*WHAT NEEDS TO BE DONE*
Below is a set of records; print all of them exactly as written.

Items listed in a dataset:
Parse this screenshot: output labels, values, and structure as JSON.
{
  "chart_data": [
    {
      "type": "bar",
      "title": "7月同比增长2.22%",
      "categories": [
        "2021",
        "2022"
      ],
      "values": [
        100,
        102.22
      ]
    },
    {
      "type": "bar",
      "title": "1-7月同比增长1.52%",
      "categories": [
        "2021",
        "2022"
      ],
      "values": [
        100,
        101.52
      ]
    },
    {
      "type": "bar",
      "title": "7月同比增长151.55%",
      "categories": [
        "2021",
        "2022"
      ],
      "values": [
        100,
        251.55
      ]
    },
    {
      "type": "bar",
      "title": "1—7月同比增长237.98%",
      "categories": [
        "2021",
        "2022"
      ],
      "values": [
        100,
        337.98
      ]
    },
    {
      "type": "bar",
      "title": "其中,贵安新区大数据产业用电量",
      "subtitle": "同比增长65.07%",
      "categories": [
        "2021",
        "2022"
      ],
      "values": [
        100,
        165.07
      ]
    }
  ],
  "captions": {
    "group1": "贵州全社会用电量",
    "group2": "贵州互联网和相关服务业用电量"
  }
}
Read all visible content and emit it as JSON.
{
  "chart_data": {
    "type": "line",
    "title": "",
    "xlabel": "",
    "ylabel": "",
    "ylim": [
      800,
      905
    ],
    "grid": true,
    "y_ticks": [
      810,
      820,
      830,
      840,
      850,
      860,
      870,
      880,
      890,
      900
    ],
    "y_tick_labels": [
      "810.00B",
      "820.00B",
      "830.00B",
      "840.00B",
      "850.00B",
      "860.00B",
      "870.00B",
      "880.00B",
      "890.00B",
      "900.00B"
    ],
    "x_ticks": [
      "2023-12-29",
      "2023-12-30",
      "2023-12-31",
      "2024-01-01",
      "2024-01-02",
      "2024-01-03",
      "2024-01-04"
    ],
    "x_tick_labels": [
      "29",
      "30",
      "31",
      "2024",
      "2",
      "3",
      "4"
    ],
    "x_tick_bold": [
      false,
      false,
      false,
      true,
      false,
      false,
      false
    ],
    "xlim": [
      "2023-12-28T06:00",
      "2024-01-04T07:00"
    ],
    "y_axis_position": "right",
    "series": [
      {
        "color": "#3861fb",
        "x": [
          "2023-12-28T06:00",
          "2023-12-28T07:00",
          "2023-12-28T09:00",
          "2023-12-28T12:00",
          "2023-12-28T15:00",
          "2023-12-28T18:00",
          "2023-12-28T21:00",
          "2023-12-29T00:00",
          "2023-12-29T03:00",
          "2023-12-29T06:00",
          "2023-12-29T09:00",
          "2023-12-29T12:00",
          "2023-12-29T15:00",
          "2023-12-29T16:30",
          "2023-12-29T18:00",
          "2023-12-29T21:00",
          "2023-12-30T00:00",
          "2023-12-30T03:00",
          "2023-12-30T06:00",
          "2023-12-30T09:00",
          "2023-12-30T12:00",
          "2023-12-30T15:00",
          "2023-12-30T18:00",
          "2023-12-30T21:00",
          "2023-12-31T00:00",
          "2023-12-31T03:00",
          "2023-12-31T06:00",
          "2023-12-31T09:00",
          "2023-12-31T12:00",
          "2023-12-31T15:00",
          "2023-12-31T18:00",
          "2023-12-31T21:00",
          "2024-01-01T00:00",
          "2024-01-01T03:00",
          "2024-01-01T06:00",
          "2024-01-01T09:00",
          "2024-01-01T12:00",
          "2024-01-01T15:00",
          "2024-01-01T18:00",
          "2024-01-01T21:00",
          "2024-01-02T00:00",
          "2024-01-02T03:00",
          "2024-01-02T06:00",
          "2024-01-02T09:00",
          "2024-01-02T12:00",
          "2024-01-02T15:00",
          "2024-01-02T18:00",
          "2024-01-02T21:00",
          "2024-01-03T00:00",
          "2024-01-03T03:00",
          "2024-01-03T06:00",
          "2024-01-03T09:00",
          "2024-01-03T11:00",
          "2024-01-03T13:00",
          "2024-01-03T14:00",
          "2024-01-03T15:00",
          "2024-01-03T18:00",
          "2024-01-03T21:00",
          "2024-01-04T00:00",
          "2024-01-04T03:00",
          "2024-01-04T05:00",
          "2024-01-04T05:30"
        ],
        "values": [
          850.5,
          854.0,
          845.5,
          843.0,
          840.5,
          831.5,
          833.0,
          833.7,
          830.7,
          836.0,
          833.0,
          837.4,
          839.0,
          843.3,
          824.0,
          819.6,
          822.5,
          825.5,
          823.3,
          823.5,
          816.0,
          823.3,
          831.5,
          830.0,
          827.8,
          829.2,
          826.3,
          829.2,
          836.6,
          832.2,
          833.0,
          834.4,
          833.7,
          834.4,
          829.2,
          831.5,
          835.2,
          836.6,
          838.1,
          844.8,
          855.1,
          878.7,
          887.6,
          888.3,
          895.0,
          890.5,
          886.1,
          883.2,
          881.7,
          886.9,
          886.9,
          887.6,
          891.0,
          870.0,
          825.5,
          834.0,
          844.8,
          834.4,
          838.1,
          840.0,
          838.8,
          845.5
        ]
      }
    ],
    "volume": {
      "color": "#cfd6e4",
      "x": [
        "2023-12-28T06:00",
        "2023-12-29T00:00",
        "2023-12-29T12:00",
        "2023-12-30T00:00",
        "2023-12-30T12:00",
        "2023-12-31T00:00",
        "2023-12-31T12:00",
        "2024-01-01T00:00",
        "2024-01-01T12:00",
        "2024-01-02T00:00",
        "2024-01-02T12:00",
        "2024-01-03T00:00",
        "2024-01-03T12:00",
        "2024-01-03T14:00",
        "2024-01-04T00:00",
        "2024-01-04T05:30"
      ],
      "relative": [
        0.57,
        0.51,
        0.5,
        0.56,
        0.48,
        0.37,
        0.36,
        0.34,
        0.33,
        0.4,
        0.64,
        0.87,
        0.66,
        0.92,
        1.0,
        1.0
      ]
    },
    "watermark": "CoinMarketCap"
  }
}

*IN RESPONSE*
Parse this screenshot: output labels, values, and structure as JSON.
{
  "chart_data": [
    {
      "type": "bar",
      "title": "7月同比增长2.22%",
      "categories": [
        "2021",
        "2022"
      ],
      "values": [
        100,
        102.22
      ]
    },
    {
      "type": "bar",
      "title": "1-7月同比增长1.52%",
      "categories": [
        "2021",
        "2022"
      ],
      "values": [
        100,
        101.52
      ]
    },
    {
      "type": "bar",
      "title": "7月同比增长151.55%",
      "categories": [
        "2021",
        "2022"
      ],
      "values": [
        100,
        251.55
      ]
    },
    {
      "type": "bar",
      "title": "1—7月同比增长237.98%",
      "categories": [
        "2021",
        "2022"
      ],
      "values": [
        100,
        337.98
      ]
    },
    {
      "type": "bar",
      "title": "其中,贵安新区大数据产业用电量",
      "subtitle": "同比增长65.07%",
      "categories": [
        "2021",
        "2022"
      ],
      "values": [
        100,
        165.07
      ]
    }
  ],
  "captions": {
    "group1": "贵州全社会用电量",
    "group2": "贵州互联网和相关服务业用电量"
  }
}
Read all visible content and emit it as JSON.
{
  "chart_data": {
    "type": "line",
    "title": "",
    "xlabel": "",
    "ylabel": "",
    "ylim": [
      800,
      905
    ],
    "grid": true,
    "y_ticks": [
      810,
      820,
      830,
      840,
      850,
      860,
      870,
      880,
      890,
      900
    ],
    "y_tick_labels": [
      "810.00B",
      "820.00B",
      "830.00B",
      "840.00B",
      "850.00B",
      "860.00B",
      "870.00B",
      "880.00B",
      "890.00B",
      "900.00B"
    ],
    "x_ticks": [
      "2023-12-29",
      "2023-12-30",
      "2023-12-31",
      "2024-01-01",
      "2024-01-02",
      "2024-01-03",
      "2024-01-04"
    ],
    "x_tick_labels": [
      "29",
      "30",
      "31",
      "2024",
      "2",
      "3",
      "4"
    ],
    "x_tick_bold": [
      false,
      false,
      false,
      true,
      false,
      false,
      false
    ],
    "xlim": [
      "2023-12-28T06:00",
      "2024-01-04T07:00"
    ],
    "y_axis_position": "right",
    "series": [
      {
        "color": "#3861fb",
        "x": [
          "2023-12-28T06:00",
          "2023-12-28T07:00",
          "2023-12-28T09:00",
          "2023-12-28T12:00",
          "2023-12-28T15:00",
          "2023-12-28T18:00",
          "2023-12-28T21:00",
          "2023-12-29T00:00",
          "2023-12-29T03:00",
          "2023-12-29T06:00",
          "2023-12-29T09:00",
          "2023-12-29T12:00",
          "2023-12-29T15:00",
          "2023-12-29T16:30",
          "2023-12-29T18:00",
          "2023-12-29T21:00",
          "2023-12-30T00:00",
          "2023-12-30T03:00",
          "2023-12-30T06:00",
          "2023-12-30T09:00",
          "2023-12-30T12:00",
          "2023-12-30T15:00",
          "2023-12-30T18:00",
          "2023-12-30T21:00",
          "2023-12-31T00:00",
          "2023-12-31T03:00",
          "2023-12-31T06:00",
          "2023-12-31T09:00",
          "2023-12-31T12:00",
          "2023-12-31T15:00",
          "2023-12-31T18:00",
          "2023-12-31T21:00",
          "2024-01-01T00:00",
          "2024-01-01T03:00",
          "2024-01-01T06:00",
          "2024-01-01T09:00",
          "2024-01-01T12:00",
          "2024-01-01T15:00",
          "2024-01-01T18:00",
          "2024-01-01T21:00",
          "2024-01-02T00:00",
          "2024-01-02T03:00",
          "2024-01-02T06:00",
          "2024-01-02T09:00",
          "2024-01-02T12:00",
          "2024-01-02T15:00",
          "2024-01-02T18:00",
          "2024-01-02T21:00",
          "2024-01-03T00:00",
          "2024-01-03T03:00",
          "2024-01-03T06:00",
          "2024-01-03T09:00",
          "2024-01-03T11:00",
          "2024-01-03T13:00",
          "2024-01-03T14:00",
          "2024-01-03T15:00",
          "2024-01-03T18:00",
          "2024-01-03T21:00",
          "2024-01-04T00:00",
          "2024-01-04T03:00",
          "2024-01-04T05:00",
          "2024-01-04T05:30"
        ],
        "values": [
          850.5,
          854.0,
          845.5,
          843.0,
          840.5,
          831.5,
          833.0,
          833.7,
          830.7,
          836.0,
          833.0,
          837.4,
          839.0,
          843.3,
          824.0,
          819.6,
          822.5,
          825.5,
          823.3,
          823.5,
          816.0,
          823.3,
          831.5,
          830.0,
          827.8,
          829.2,
          826.3,
          829.2,
          836.6,
          832.2,
          833.0,
          834.4,
          833.7,
          834.4,
          829.2,
          831.5,
          835.2,
          836.6,
          838.1,
          844.8,
          855.1,
          878.7,
          887.6,
          888.3,
          895.0,
          890.5,
          886.1,
          883.2,
          881.7,
          886.9,
          886.9,
          887.6,
          891.0,
          870.0,
          825.5,
          834.0,
          844.8,
          834.4,
          838.1,
          840.0,
          838.8,
          845.5
        ]
      }
    ],
    "volume": {
      "color": "#cfd6e4",
      "x": [
        "2023-12-28T06:00",
        "2023-12-29T00:00",
        "2023-12-29T12:00",
        "2023-12-30T00:00",
        "2023-12-30T12:00",
        "2023-12-31T00:00",
        "2023-12-31T12:00",
        "2024-01-01T00:00",
        "2024-01-01T12:00",
        "2024-01-02T00:00",
        "2024-01-02T12:00",
        "2024-01-03T00:00",
        "2024-01-03T12:00",
        "2024-01-03T14:00",
        "2024-01-04T00:00",
        "2024-01-04T05:30"
      ],
      "relative": [
        0.57,
        0.51,
        0.5,
        0.56,
        0.48,
        0.37,
        0.36,
        0.34,
        0.33,
        0.4,
        0.64,
        0.87,
        0.66,
        0.92,
        1.0,
        1.0
      ]
    },
    "watermark": "CoinMarketCap"
  }
}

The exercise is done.